SELECTED EXCERPT |
=-=-=-=-=

As the economy revived, the steam was going out of the anti-chain campaign. A
Fortune
magazine survey in February 1939 found 47.9 percent of respondents opposing further regulation of chain stores and only 6.3 percent wanting to put chains out of business. “Independents aren’t howling for chain scalps the way they once did,”
Business Week
reported. Legislative defeats of state anti-chain measures, favorable court decisions, and moves to repeal existing state and local chain-store taxes were publicized as evidence that the tide had turned. Yet opposition to chain retailing was by no means dead. More chain-tax bills were introduced in state legislatures in 1939 than in any year since 1935. New state taxes were enacted in Montana and North Carolina, and new municipal taxes in Georgia, North and South Carolina, and Virginia. Most important of all, on September 22 the U.S. Court of Appeals upheld the Federal Trade Commission’s finding that A&P had violated the Robinson-Patman Act by demanding discounts and brokerage fees from its suppliers. By refusing to purchase from suppliers that would not give it discounts, the unanimous court said, A&P “injured competition.”

=-=-=-=-=

SOURCE DATA |
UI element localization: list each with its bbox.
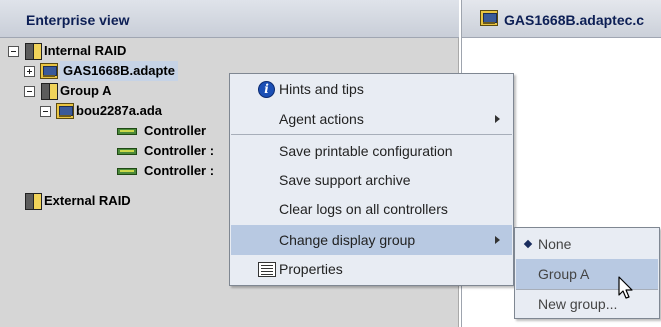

=-=-=-=-=

DIRECTIONS |
Continue the passage above on the late-1930s campaign against chain stores, starting after its final sentence.

EXERCISE RESULT |
14

Patman pressed his case, reaching an agreement with Doughton and Sam Rayburn on June 7 that the Ways and Means Committee would hold hearings on the chain-tax bill early in 1940. Five weeks later, on July 16, a group called the Independent Business and Professional Men, comprising delegates from around the country, met in Washington to urge action against the chains. Fewer than a hundred delegates showed up for the Sunday cruise down the Potomac River to Fort Washington, and even fewer were at the Willard Hotel on Monday to endorse the Patman tax bill. “It was poorly organized and poorly handled all the way through,” recorded a spy who attended. Although speakers called for building a $2.5 million war chest to fight for the chain-store tax, delegates pledged only $4,500. The main organizer of the fiasco was the author and lecturer Charles Daughters, who had started the Freedom of Opportunity Foundation to sell his 1937 book,
Wells of Discontent
, as well as to fight chain stores. Seeing that his putative supporters among the Independent Business and Professional Men failed to provide funding, Daughters came up with an even more unlikely approach, proposing to hire an associate of Byoir’s to raise money for the cause Byoir was opposing.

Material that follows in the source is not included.